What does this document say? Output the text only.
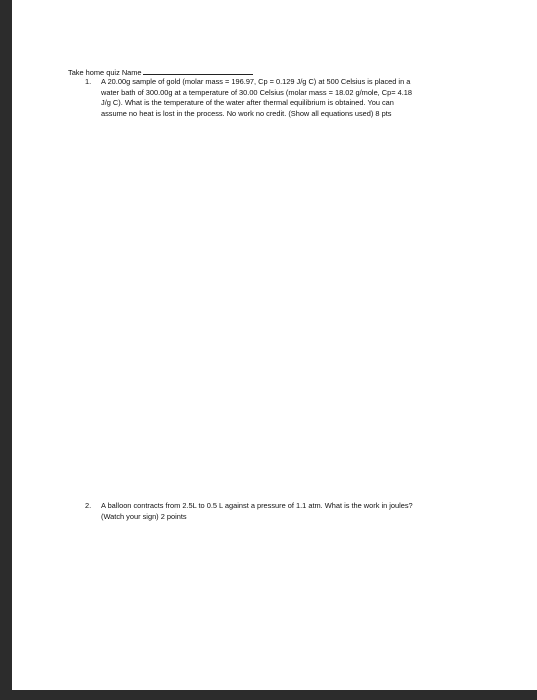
Take home quiz Name
1. A 20.00g sample of gold (molar mass = 196.97, Cp = 0.129 J/g C) at 500 Celsius is placed in a
water bath of 300.00g at a temperature of 30.00 Celsius (molar mass = 18.02 g/mole, Cp= 4.18
J/g C). What is the temperature of the water after thermal equilibrium is obtained. You can
assume no heat is lost in the process. No work no credit. (Show all equations used) 8 pts
2. A balloon contracts from 2.5L to 0.5 L against a pressure of 1.1 atm. What is the work in joules?
(Watch your sign) 2 points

________

# [SET PROBLEM]
Reproduce each entry precisely, dropping only the pictures.

# [SOLUTION]
What does this document say? Output the text only.
Take home quiz Name
1. A 20.00g sample of gold (molar mass = 196.97, Cp = 0.129 J/g C) at 500 Celsius is placed in a
water bath of 300.00g at a temperature of 30.00 Celsius (molar mass = 18.02 g/mole, Cp= 4.18
J/g C). What is the temperature of the water after thermal equilibrium is obtained. You can
assume no heat is lost in the process. No work no credit. (Show all equations used) 8 pts
2. A balloon contracts from 2.5L to 0.5 L against a pressure of 1.1 atm. What is the work in joules?
(Watch your sign) 2 points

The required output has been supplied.